TASK REQUIREMENTS: The entire listing is to be repeated verbatim.

Lines of data:
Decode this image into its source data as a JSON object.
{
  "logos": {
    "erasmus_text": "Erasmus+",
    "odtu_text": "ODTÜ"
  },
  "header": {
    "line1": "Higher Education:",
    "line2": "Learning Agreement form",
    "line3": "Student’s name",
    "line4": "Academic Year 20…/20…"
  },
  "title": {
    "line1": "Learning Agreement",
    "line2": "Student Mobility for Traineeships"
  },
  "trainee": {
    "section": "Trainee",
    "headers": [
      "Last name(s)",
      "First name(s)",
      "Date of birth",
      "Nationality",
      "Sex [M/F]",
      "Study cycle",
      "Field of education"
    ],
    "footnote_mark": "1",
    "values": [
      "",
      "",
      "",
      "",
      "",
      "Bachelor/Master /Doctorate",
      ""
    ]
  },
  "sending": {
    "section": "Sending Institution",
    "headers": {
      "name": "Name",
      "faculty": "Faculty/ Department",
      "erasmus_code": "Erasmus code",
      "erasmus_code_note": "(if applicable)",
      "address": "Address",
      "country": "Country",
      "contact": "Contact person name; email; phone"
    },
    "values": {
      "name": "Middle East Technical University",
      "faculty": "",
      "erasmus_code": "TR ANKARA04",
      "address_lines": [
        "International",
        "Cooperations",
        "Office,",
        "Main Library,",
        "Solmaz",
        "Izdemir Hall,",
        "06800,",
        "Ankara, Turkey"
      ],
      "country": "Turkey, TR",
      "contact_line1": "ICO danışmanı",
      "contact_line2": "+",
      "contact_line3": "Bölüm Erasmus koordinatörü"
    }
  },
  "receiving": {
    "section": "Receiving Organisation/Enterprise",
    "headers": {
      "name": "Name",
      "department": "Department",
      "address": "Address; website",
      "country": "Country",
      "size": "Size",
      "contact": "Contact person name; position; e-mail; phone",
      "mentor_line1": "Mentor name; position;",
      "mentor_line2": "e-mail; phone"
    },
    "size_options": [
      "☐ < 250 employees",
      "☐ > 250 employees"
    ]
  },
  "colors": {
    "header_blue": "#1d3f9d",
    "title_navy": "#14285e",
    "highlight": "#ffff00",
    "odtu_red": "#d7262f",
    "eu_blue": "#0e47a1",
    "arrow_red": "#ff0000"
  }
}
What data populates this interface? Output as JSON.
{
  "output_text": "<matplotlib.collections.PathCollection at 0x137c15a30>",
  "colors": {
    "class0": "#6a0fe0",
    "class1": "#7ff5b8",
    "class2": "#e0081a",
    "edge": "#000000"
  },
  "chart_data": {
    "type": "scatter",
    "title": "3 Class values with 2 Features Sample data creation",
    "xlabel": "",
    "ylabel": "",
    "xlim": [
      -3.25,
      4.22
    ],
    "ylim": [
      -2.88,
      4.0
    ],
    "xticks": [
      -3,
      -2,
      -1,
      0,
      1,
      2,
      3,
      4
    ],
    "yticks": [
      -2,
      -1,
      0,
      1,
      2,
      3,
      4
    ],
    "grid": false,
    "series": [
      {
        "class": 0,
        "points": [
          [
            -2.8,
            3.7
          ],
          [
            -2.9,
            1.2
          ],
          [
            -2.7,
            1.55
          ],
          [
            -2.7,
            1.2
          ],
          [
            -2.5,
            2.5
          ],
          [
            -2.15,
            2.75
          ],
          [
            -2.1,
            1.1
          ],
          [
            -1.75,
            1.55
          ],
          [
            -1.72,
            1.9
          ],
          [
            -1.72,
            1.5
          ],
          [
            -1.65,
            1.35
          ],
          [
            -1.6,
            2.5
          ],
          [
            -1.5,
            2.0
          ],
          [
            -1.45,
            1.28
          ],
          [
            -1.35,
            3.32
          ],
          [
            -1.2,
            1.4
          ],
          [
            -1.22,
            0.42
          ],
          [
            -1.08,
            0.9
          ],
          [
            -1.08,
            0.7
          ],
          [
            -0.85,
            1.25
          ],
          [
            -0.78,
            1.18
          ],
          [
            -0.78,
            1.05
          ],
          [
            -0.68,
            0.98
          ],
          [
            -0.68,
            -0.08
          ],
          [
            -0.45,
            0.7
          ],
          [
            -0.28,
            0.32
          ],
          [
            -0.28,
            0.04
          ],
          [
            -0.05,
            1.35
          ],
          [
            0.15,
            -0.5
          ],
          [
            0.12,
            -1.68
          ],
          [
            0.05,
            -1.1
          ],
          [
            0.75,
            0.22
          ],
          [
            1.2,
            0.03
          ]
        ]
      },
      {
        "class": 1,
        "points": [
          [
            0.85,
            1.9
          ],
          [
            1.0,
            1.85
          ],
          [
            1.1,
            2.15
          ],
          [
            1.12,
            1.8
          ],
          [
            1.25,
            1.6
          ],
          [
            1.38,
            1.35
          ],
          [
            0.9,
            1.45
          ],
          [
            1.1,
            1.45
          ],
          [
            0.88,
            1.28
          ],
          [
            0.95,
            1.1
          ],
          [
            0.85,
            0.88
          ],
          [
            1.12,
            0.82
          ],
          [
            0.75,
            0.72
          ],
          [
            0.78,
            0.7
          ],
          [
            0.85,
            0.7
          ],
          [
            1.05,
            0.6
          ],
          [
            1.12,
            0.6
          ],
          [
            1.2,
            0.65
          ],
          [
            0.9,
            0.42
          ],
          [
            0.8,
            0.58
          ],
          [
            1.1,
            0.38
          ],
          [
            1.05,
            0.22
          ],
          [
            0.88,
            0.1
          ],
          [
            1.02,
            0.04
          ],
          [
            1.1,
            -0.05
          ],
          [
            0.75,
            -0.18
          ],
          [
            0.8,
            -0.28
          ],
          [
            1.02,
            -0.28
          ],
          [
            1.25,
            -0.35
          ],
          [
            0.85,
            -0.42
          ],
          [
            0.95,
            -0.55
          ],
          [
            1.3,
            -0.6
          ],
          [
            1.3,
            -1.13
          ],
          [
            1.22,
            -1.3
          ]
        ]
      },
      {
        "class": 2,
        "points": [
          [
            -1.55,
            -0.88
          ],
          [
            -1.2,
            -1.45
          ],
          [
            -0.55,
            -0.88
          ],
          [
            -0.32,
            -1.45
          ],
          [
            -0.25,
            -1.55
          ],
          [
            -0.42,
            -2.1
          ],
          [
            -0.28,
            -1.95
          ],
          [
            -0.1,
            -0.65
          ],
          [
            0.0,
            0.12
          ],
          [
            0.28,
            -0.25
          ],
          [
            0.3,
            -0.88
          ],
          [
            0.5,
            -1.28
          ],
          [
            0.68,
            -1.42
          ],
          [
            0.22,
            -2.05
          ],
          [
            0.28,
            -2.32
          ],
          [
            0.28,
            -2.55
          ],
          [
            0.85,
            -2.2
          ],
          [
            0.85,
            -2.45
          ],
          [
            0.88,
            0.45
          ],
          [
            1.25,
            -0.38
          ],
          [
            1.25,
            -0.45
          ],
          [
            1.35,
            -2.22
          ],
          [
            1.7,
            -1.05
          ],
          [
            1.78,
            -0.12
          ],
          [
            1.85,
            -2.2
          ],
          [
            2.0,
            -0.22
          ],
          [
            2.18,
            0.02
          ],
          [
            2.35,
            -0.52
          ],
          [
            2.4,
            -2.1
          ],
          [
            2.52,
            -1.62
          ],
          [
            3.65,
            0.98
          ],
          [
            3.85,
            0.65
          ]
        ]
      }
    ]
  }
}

ANSWER TO THE TASK:
Decode this image into its source data as a JSON object.
{
  "logos": {
    "erasmus_text": "Erasmus+",
    "odtu_text": "ODTÜ"
  },
  "header": {
    "line1": "Higher Education:",
    "line2": "Learning Agreement form",
    "line3": "Student’s name",
    "line4": "Academic Year 20…/20…"
  },
  "title": {
    "line1": "Learning Agreement",
    "line2": "Student Mobility for Traineeships"
  },
  "trainee": {
    "section": "Trainee",
    "headers": [
      "Last name(s)",
      "First name(s)",
      "Date of birth",
      "Nationality",
      "Sex [M/F]",
      "Study cycle",
      "Field of education"
    ],
    "footnote_mark": "1",
    "values": [
      "",
      "",
      "",
      "",
      "",
      "Bachelor/Master /Doctorate",
      ""
    ]
  },
  "sending": {
    "section": "Sending Institution",
    "headers": {
      "name": "Name",
      "faculty": "Faculty/ Department",
      "erasmus_code": "Erasmus code",
      "erasmus_code_note": "(if applicable)",
      "address": "Address",
      "country": "Country",
      "contact": "Contact person name; email; phone"
    },
    "values": {
      "name": "Middle East Technical University",
      "faculty": "",
      "erasmus_code": "TR ANKARA04",
      "address_lines": [
        "International",
        "Cooperations",
        "Office,",
        "Main Library,",
        "Solmaz",
        "Izdemir Hall,",
        "06800,",
        "Ankara, Turkey"
      ],
      "country": "Turkey, TR",
      "contact_line1": "ICO danışmanı",
      "contact_line2": "+",
      "contact_line3": "Bölüm Erasmus koordinatörü"
    }
  },
  "receiving": {
    "section": "Receiving Organisation/Enterprise",
    "headers": {
      "name": "Name",
      "department": "Department",
      "address": "Address; website",
      "country": "Country",
      "size": "Size",
      "contact": "Contact person name; position; e-mail; phone",
      "mentor_line1": "Mentor name; position;",
      "mentor_line2": "e-mail; phone"
    },
    "size_options": [
      "☐ < 250 employees",
      "☐ > 250 employees"
    ]
  },
  "colors": {
    "header_blue": "#1d3f9d",
    "title_navy": "#14285e",
    "highlight": "#ffff00",
    "odtu_red": "#d7262f",
    "eu_blue": "#0e47a1",
    "arrow_red": "#ff0000"
  }
}
What data populates this interface? Output as JSON.
{
  "output_text": "<matplotlib.collections.PathCollection at 0x137c15a30>",
  "colors": {
    "class0": "#6a0fe0",
    "class1": "#7ff5b8",
    "class2": "#e0081a",
    "edge": "#000000"
  },
  "chart_data": {
    "type": "scatter",
    "title": "3 Class values with 2 Features Sample data creation",
    "xlabel": "",
    "ylabel": "",
    "xlim": [
      -3.25,
      4.22
    ],
    "ylim": [
      -2.88,
      4.0
    ],
    "xticks": [
      -3,
      -2,
      -1,
      0,
      1,
      2,
      3,
      4
    ],
    "yticks": [
      -2,
      -1,
      0,
      1,
      2,
      3,
      4
    ],
    "grid": false,
    "series": [
      {
        "class": 0,
        "points": [
          [
            -2.8,
            3.7
          ],
          [
            -2.9,
            1.2
          ],
          [
            -2.7,
            1.55
          ],
          [
            -2.7,
            1.2
          ],
          [
            -2.5,
            2.5
          ],
          [
            -2.15,
            2.75
          ],
          [
            -2.1,
            1.1
          ],
          [
            -1.75,
            1.55
          ],
          [
            -1.72,
            1.9
          ],
          [
            -1.72,
            1.5
          ],
          [
            -1.65,
            1.35
          ],
          [
            -1.6,
            2.5
          ],
          [
            -1.5,
            2.0
          ],
          [
            -1.45,
            1.28
          ],
          [
            -1.35,
            3.32
          ],
          [
            -1.2,
            1.4
          ],
          [
            -1.22,
            0.42
          ],
          [
            -1.08,
            0.9
          ],
          [
            -1.08,
            0.7
          ],
          [
            -0.85,
            1.25
          ],
          [
            -0.78,
            1.18
          ],
          [
            -0.78,
            1.05
          ],
          [
            -0.68,
            0.98
          ],
          [
            -0.68,
            -0.08
          ],
          [
            -0.45,
            0.7
          ],
          [
            -0.28,
            0.32
          ],
          [
            -0.28,
            0.04
          ],
          [
            -0.05,
            1.35
          ],
          [
            0.15,
            -0.5
          ],
          [
            0.12,
            -1.68
          ],
          [
            0.05,
            -1.1
          ],
          [
            0.75,
            0.22
          ],
          [
            1.2,
            0.03
          ]
        ]
      },
      {
        "class": 1,
        "points": [
          [
            0.85,
            1.9
          ],
          [
            1.0,
            1.85
          ],
          [
            1.1,
            2.15
          ],
          [
            1.12,
            1.8
          ],
          [
            1.25,
            1.6
          ],
          [
            1.38,
            1.35
          ],
          [
            0.9,
            1.45
          ],
          [
            1.1,
            1.45
          ],
          [
            0.88,
            1.28
          ],
          [
            0.95,
            1.1
          ],
          [
            0.85,
            0.88
          ],
          [
            1.12,
            0.82
          ],
          [
            0.75,
            0.72
          ],
          [
            0.78,
            0.7
          ],
          [
            0.85,
            0.7
          ],
          [
            1.05,
            0.6
          ],
          [
            1.12,
            0.6
          ],
          [
            1.2,
            0.65
          ],
          [
            0.9,
            0.42
          ],
          [
            0.8,
            0.58
          ],
          [
            1.1,
            0.38
          ],
          [
            1.05,
            0.22
          ],
          [
            0.88,
            0.1
          ],
          [
            1.02,
            0.04
          ],
          [
            1.1,
            -0.05
          ],
          [
            0.75,
            -0.18
          ],
          [
            0.8,
            -0.28
          ],
          [
            1.02,
            -0.28
          ],
          [
            1.25,
            -0.35
          ],
          [
            0.85,
            -0.42
          ],
          [
            0.95,
            -0.55
          ],
          [
            1.3,
            -0.6
          ],
          [
            1.3,
            -1.13
          ],
          [
            1.22,
            -1.3
          ]
        ]
      },
      {
        "class": 2,
        "points": [
          [
            -1.55,
            -0.88
          ],
          [
            -1.2,
            -1.45
          ],
          [
            -0.55,
            -0.88
          ],
          [
            -0.32,
            -1.45
          ],
          [
            -0.25,
            -1.55
          ],
          [
            -0.42,
            -2.1
          ],
          [
            -0.28,
            -1.95
          ],
          [
            -0.1,
            -0.65
          ],
          [
            0.0,
            0.12
          ],
          [
            0.28,
            -0.25
          ],
          [
            0.3,
            -0.88
          ],
          [
            0.5,
            -1.28
          ],
          [
            0.68,
            -1.42
          ],
          [
            0.22,
            -2.05
          ],
          [
            0.28,
            -2.32
          ],
          [
            0.28,
            -2.55
          ],
          [
            0.85,
            -2.2
          ],
          [
            0.85,
            -2.45
          ],
          [
            0.88,
            0.45
          ],
          [
            1.25,
            -0.38
          ],
          [
            1.25,
            -0.45
          ],
          [
            1.35,
            -2.22
          ],
          [
            1.7,
            -1.05
          ],
          [
            1.78,
            -0.12
          ],
          [
            1.85,
            -2.2
          ],
          [
            2.0,
            -0.22
          ],
          [
            2.18,
            0.02
          ],
          [
            2.35,
            -0.52
          ],
          [
            2.4,
            -2.1
          ],
          [
            2.52,
            -1.62
          ],
          [
            3.65,
            0.98
          ],
          [
            3.85,
            0.65
          ]
        ]
      }
    ]
  }
}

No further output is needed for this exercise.